---------- Given entries ----------
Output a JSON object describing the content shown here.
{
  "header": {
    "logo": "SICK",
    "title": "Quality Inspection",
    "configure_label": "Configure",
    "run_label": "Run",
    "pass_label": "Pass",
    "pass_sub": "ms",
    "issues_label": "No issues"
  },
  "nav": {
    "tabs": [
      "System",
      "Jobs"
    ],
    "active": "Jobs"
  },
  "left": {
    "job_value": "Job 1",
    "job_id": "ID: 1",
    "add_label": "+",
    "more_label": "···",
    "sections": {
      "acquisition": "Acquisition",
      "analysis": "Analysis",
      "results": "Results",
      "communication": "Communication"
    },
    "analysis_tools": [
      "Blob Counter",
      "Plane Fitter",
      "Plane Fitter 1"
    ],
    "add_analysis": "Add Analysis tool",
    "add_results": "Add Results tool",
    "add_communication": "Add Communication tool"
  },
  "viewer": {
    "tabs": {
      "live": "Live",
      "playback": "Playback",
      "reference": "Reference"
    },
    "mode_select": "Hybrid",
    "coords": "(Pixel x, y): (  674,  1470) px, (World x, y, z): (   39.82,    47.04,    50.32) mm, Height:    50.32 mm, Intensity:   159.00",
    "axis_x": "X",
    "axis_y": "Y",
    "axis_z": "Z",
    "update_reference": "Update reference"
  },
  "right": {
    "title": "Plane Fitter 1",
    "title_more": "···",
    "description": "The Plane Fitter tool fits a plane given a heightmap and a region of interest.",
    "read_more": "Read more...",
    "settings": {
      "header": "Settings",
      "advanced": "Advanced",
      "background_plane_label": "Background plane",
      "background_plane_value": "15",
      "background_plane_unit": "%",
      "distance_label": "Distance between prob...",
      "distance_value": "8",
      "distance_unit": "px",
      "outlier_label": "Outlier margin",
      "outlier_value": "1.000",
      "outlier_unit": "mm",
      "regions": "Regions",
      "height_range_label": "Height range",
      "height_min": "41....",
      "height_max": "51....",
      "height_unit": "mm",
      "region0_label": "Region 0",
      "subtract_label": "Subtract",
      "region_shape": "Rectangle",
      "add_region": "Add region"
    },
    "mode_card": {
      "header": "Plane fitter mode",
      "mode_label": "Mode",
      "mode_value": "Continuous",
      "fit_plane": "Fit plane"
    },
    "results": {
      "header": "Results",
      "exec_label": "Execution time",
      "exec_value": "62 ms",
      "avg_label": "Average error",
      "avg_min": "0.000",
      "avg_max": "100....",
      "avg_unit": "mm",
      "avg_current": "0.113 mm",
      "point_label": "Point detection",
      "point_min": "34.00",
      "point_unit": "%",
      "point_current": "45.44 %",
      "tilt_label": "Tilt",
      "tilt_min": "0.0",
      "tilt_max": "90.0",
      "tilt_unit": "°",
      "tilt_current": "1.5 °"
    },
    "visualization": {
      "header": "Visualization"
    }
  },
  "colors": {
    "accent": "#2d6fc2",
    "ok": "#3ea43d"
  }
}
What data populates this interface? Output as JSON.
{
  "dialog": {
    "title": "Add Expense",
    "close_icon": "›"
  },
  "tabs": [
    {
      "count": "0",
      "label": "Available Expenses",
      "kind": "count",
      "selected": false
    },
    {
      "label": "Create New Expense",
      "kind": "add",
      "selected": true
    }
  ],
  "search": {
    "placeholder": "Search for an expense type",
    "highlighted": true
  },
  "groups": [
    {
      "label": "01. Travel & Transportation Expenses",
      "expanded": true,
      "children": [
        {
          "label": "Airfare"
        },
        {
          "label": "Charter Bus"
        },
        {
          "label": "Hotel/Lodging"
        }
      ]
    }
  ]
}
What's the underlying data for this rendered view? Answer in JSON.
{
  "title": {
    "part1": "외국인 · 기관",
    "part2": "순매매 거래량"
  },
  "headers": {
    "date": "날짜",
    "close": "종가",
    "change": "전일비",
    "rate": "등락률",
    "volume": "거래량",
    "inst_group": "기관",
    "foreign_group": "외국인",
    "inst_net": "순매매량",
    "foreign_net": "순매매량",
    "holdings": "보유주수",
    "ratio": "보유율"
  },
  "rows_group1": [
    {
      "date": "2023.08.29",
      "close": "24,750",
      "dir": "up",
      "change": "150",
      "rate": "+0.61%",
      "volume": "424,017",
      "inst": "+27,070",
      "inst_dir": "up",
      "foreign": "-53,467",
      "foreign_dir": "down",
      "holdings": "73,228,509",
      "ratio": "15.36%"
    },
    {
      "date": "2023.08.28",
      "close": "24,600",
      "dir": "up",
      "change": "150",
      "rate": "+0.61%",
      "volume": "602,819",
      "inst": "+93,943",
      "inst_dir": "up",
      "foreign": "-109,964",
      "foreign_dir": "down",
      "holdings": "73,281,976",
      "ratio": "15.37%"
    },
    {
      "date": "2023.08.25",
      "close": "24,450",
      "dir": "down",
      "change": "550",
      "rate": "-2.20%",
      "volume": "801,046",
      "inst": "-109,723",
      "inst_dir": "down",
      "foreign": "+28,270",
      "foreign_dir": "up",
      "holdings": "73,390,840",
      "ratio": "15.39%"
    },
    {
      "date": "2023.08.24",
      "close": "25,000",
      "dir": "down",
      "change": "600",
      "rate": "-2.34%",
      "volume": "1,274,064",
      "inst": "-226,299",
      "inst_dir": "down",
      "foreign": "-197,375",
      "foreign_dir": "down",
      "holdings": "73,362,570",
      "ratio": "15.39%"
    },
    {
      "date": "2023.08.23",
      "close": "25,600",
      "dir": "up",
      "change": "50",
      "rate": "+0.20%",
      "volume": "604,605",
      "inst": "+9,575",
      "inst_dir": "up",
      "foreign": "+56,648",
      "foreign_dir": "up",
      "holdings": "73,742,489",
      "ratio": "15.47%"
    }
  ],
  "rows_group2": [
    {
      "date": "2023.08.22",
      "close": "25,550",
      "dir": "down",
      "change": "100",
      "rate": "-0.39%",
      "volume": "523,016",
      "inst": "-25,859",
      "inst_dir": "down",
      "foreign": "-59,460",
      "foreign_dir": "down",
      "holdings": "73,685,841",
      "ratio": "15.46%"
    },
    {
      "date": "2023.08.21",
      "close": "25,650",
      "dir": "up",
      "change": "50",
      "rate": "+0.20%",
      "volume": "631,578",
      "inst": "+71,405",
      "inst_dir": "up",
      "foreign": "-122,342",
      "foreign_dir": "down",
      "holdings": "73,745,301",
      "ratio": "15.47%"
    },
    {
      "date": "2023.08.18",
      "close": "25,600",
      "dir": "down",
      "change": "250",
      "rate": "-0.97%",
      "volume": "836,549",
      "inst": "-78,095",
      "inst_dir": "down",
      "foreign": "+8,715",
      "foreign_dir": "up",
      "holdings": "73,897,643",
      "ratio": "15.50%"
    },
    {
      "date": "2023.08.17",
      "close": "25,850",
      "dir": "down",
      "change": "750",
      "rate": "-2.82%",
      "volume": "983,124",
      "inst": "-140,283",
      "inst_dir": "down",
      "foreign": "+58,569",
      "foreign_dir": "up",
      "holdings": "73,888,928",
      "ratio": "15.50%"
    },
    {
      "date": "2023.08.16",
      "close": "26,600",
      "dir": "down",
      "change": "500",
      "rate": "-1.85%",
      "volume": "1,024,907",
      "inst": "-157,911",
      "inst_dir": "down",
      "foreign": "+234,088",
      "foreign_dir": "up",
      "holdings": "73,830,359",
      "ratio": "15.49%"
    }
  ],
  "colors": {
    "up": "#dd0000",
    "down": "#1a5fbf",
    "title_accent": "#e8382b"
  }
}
----------
> Directions
Return each line of the data exactly as written above.

> Result for this task
Output a JSON object describing the content shown here.
{
  "header": {
    "logo": "SICK",
    "title": "Quality Inspection",
    "configure_label": "Configure",
    "run_label": "Run",
    "pass_label": "Pass",
    "pass_sub": "ms",
    "issues_label": "No issues"
  },
  "nav": {
    "tabs": [
      "System",
      "Jobs"
    ],
    "active": "Jobs"
  },
  "left": {
    "job_value": "Job 1",
    "job_id": "ID: 1",
    "add_label": "+",
    "more_label": "···",
    "sections": {
      "acquisition": "Acquisition",
      "analysis": "Analysis",
      "results": "Results",
      "communication": "Communication"
    },
    "analysis_tools": [
      "Blob Counter",
      "Plane Fitter",
      "Plane Fitter 1"
    ],
    "add_analysis": "Add Analysis tool",
    "add_results": "Add Results tool",
    "add_communication": "Add Communication tool"
  },
  "viewer": {
    "tabs": {
      "live": "Live",
      "playback": "Playback",
      "reference": "Reference"
    },
    "mode_select": "Hybrid",
    "coords": "(Pixel x, y): (  674,  1470) px, (World x, y, z): (   39.82,    47.04,    50.32) mm, Height:    50.32 mm, Intensity:   159.00",
    "axis_x": "X",
    "axis_y": "Y",
    "axis_z": "Z",
    "update_reference": "Update reference"
  },
  "right": {
    "title": "Plane Fitter 1",
    "title_more": "···",
    "description": "The Plane Fitter tool fits a plane given a heightmap and a region of interest.",
    "read_more": "Read more...",
    "settings": {
      "header": "Settings",
      "advanced": "Advanced",
      "background_plane_label": "Background plane",
      "background_plane_value": "15",
      "background_plane_unit": "%",
      "distance_label": "Distance between prob...",
      "distance_value": "8",
      "distance_unit": "px",
      "outlier_label": "Outlier margin",
      "outlier_value": "1.000",
      "outlier_unit": "mm",
      "regions": "Regions",
      "height_range_label": "Height range",
      "height_min": "41....",
      "height_max": "51....",
      "height_unit": "mm",
      "region0_label": "Region 0",
      "subtract_label": "Subtract",
      "region_shape": "Rectangle",
      "add_region": "Add region"
    },
    "mode_card": {
      "header": "Plane fitter mode",
      "mode_label": "Mode",
      "mode_value": "Continuous",
      "fit_plane": "Fit plane"
    },
    "results": {
      "header": "Results",
      "exec_label": "Execution time",
      "exec_value": "62 ms",
      "avg_label": "Average error",
      "avg_min": "0.000",
      "avg_max": "100....",
      "avg_unit": "mm",
      "avg_current": "0.113 mm",
      "point_label": "Point detection",
      "point_min": "34.00",
      "point_unit": "%",
      "point_current": "45.44 %",
      "tilt_label": "Tilt",
      "tilt_min": "0.0",
      "tilt_max": "90.0",
      "tilt_unit": "°",
      "tilt_current": "1.5 °"
    },
    "visualization": {
      "header": "Visualization"
    }
  },
  "colors": {
    "accent": "#2d6fc2",
    "ok": "#3ea43d"
  }
}
What data populates this interface? Output as JSON.
{
  "dialog": {
    "title": "Add Expense",
    "close_icon": "›"
  },
  "tabs": [
    {
      "count": "0",
      "label": "Available Expenses",
      "kind": "count",
      "selected": false
    },
    {
      "label": "Create New Expense",
      "kind": "add",
      "selected": true
    }
  ],
  "search": {
    "placeholder": "Search for an expense type",
    "highlighted": true
  },
  "groups": [
    {
      "label": "01. Travel & Transportation Expenses",
      "expanded": true,
      "children": [
        {
          "label": "Airfare"
        },
        {
          "label": "Charter Bus"
        },
        {
          "label": "Hotel/Lodging"
        }
      ]
    }
  ]
}
What's the underlying data for this rendered view? Answer in JSON.
{
  "title": {
    "part1": "외국인 · 기관",
    "part2": "순매매 거래량"
  },
  "headers": {
    "date": "날짜",
    "close": "종가",
    "change": "전일비",
    "rate": "등락률",
    "volume": "거래량",
    "inst_group": "기관",
    "foreign_group": "외국인",
    "inst_net": "순매매량",
    "foreign_net": "순매매량",
    "holdings": "보유주수",
    "ratio": "보유율"
  },
  "rows_group1": [
    {
      "date": "2023.08.29",
      "close": "24,750",
      "dir": "up",
      "change": "150",
      "rate": "+0.61%",
      "volume": "424,017",
      "inst": "+27,070",
      "inst_dir": "up",
      "foreign": "-53,467",
      "foreign_dir": "down",
      "holdings": "73,228,509",
      "ratio": "15.36%"
    },
    {
      "date": "2023.08.28",
      "close": "24,600",
      "dir": "up",
      "change": "150",
      "rate": "+0.61%",
      "volume": "602,819",
      "inst": "+93,943",
      "inst_dir": "up",
      "foreign": "-109,964",
      "foreign_dir": "down",
      "holdings": "73,281,976",
      "ratio": "15.37%"
    },
    {
      "date": "2023.08.25",
      "close": "24,450",
      "dir": "down",
      "change": "550",
      "rate": "-2.20%",
      "volume": "801,046",
      "inst": "-109,723",
      "inst_dir": "down",
      "foreign": "+28,270",
      "foreign_dir": "up",
      "holdings": "73,390,840",
      "ratio": "15.39%"
    },
    {
      "date": "2023.08.24",
      "close": "25,000",
      "dir": "down",
      "change": "600",
      "rate": "-2.34%",
      "volume": "1,274,064",
      "inst": "-226,299",
      "inst_dir": "down",
      "foreign": "-197,375",
      "foreign_dir": "down",
      "holdings": "73,362,570",
      "ratio": "15.39%"
    },
    {
      "date": "2023.08.23",
      "close": "25,600",
      "dir": "up",
      "change": "50",
      "rate": "+0.20%",
      "volume": "604,605",
      "inst": "+9,575",
      "inst_dir": "up",
      "foreign": "+56,648",
      "foreign_dir": "up",
      "holdings": "73,742,489",
      "ratio": "15.47%"
    }
  ],
  "rows_group2": [
    {
      "date": "2023.08.22",
      "close": "25,550",
      "dir": "down",
      "change": "100",
      "rate": "-0.39%",
      "volume": "523,016",
      "inst": "-25,859",
      "inst_dir": "down",
      "foreign": "-59,460",
      "foreign_dir": "down",
      "holdings": "73,685,841",
      "ratio": "15.46%"
    },
    {
      "date": "2023.08.21",
      "close": "25,650",
      "dir": "up",
      "change": "50",
      "rate": "+0.20%",
      "volume": "631,578",
      "inst": "+71,405",
      "inst_dir": "up",
      "foreign": "-122,342",
      "foreign_dir": "down",
      "holdings": "73,745,301",
      "ratio": "15.47%"
    },
    {
      "date": "2023.08.18",
      "close": "25,600",
      "dir": "down",
      "change": "250",
      "rate": "-0.97%",
      "volume": "836,549",
      "inst": "-78,095",
      "inst_dir": "down",
      "foreign": "+8,715",
      "foreign_dir": "up",
      "holdings": "73,897,643",
      "ratio": "15.50%"
    },
    {
      "date": "2023.08.17",
      "close": "25,850",
      "dir": "down",
      "change": "750",
      "rate": "-2.82%",
      "volume": "983,124",
      "inst": "-140,283",
      "inst_dir": "down",
      "foreign": "+58,569",
      "foreign_dir": "up",
      "holdings": "73,888,928",
      "ratio": "15.50%"
    },
    {
      "date": "2023.08.16",
      "close": "26,600",
      "dir": "down",
      "change": "500",
      "rate": "-1.85%",
      "volume": "1,024,907",
      "inst": "-157,911",
      "inst_dir": "down",
      "foreign": "+234,088",
      "foreign_dir": "up",
      "holdings": "73,830,359",
      "ratio": "15.49%"
    }
  ],
  "colors": {
    "up": "#dd0000",
    "down": "#1a5fbf",
    "title_accent": "#e8382b"
  }
}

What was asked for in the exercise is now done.